(Records)
** BEGIN **

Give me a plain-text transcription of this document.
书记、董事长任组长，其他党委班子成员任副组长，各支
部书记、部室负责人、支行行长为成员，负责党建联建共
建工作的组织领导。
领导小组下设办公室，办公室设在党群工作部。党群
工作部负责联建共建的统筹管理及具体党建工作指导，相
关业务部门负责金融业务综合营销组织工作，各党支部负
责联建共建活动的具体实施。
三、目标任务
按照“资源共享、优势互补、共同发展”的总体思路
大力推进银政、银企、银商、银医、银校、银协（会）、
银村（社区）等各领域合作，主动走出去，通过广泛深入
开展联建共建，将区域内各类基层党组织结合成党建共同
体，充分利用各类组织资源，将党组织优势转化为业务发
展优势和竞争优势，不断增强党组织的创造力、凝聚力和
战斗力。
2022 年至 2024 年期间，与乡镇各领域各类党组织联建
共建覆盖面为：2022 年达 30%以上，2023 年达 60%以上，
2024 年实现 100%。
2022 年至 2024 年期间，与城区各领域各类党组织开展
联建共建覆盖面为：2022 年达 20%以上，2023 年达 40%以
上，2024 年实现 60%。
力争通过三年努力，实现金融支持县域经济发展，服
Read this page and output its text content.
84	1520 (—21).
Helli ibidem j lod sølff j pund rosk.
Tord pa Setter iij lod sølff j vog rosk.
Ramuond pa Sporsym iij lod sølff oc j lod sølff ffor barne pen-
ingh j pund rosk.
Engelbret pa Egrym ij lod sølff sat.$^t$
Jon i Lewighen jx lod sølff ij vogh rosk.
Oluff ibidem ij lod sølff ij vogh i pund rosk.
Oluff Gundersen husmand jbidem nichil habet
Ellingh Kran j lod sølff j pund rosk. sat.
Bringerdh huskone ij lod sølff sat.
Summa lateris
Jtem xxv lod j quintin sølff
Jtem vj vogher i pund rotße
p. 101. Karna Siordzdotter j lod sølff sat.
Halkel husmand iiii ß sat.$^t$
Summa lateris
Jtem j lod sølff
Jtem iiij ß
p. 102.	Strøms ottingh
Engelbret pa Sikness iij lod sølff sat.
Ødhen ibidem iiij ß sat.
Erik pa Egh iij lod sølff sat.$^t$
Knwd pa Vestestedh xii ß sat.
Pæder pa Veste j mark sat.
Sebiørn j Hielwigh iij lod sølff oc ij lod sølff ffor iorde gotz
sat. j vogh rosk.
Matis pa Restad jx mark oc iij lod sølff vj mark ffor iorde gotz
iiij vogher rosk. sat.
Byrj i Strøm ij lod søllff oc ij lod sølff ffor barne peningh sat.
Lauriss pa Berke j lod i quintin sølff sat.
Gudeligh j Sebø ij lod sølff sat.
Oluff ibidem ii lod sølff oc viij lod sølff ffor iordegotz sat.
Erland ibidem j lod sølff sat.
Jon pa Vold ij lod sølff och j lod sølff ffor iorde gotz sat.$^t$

** END **

Transcribe all the entries, keeping each one exactly as it is.

TASK RESPONSE:
Give me a plain-text transcription of this document.
书记、董事长任组长，其他党委班子成员任副组长，各支
部书记、部室负责人、支行行长为成员，负责党建联建共
建工作的组织领导。
领导小组下设办公室，办公室设在党群工作部。党群
工作部负责联建共建的统筹管理及具体党建工作指导，相
关业务部门负责金融业务综合营销组织工作，各党支部负
责联建共建活动的具体实施。
三、目标任务
按照“资源共享、优势互补、共同发展”的总体思路
大力推进银政、银企、银商、银医、银校、银协（会）、
银村（社区）等各领域合作，主动走出去，通过广泛深入
开展联建共建，将区域内各类基层党组织结合成党建共同
体，充分利用各类组织资源，将党组织优势转化为业务发
展优势和竞争优势，不断增强党组织的创造力、凝聚力和
战斗力。
2022 年至 2024 年期间，与乡镇各领域各类党组织联建
共建覆盖面为：2022 年达 30%以上，2023 年达 60%以上，
2024 年实现 100%。
2022 年至 2024 年期间，与城区各领域各类党组织开展
联建共建覆盖面为：2022 年达 20%以上，2023 年达 40%以
上，2024 年实现 60%。
力争通过三年努力，实现金融支持县域经济发展，服
Read this page and output its text content.
84	1520 (—21).
Helli ibidem j lod sølff j pund rosk.
Tord pa Setter iij lod sølff j vog rosk.
Ramuond pa Sporsym iij lod sølff oc j lod sølff ffor barne pen-
ingh j pund rosk.
Engelbret pa Egrym ij lod sølff sat.$^t$
Jon i Lewighen jx lod sølff ij vogh rosk.
Oluff ibidem ij lod sølff ij vogh i pund rosk.
Oluff Gundersen husmand jbidem nichil habet
Ellingh Kran j lod sølff j pund rosk. sat.
Bringerdh huskone ij lod sølff sat.
Summa lateris
Jtem xxv lod j quintin sølff
Jtem vj vogher i pund rotße
p. 101. Karna Siordzdotter j lod sølff sat.
Halkel husmand iiii ß sat.$^t$
Summa lateris
Jtem j lod sølff
Jtem iiij ß
p. 102.	Strøms ottingh
Engelbret pa Sikness iij lod sølff sat.
Ødhen ibidem iiij ß sat.
Erik pa Egh iij lod sølff sat.$^t$
Knwd pa Vestestedh xii ß sat.
Pæder pa Veste j mark sat.
Sebiørn j Hielwigh iij lod sølff oc ij lod sølff ffor iorde gotz
sat. j vogh rosk.
Matis pa Restad jx mark oc iij lod sølff vj mark ffor iorde gotz
iiij vogher rosk. sat.
Byrj i Strøm ij lod søllff oc ij lod sølff ffor barne peningh sat.
Lauriss pa Berke j lod i quintin sølff sat.
Gudeligh j Sebø ij lod sølff sat.
Oluff ibidem ii lod sølff oc viij lod sølff ffor iordegotz sat.
Erland ibidem j lod sølff sat.
Jon pa Vold ij lod sølff och j lod sølff ffor iorde gotz sat.$^t$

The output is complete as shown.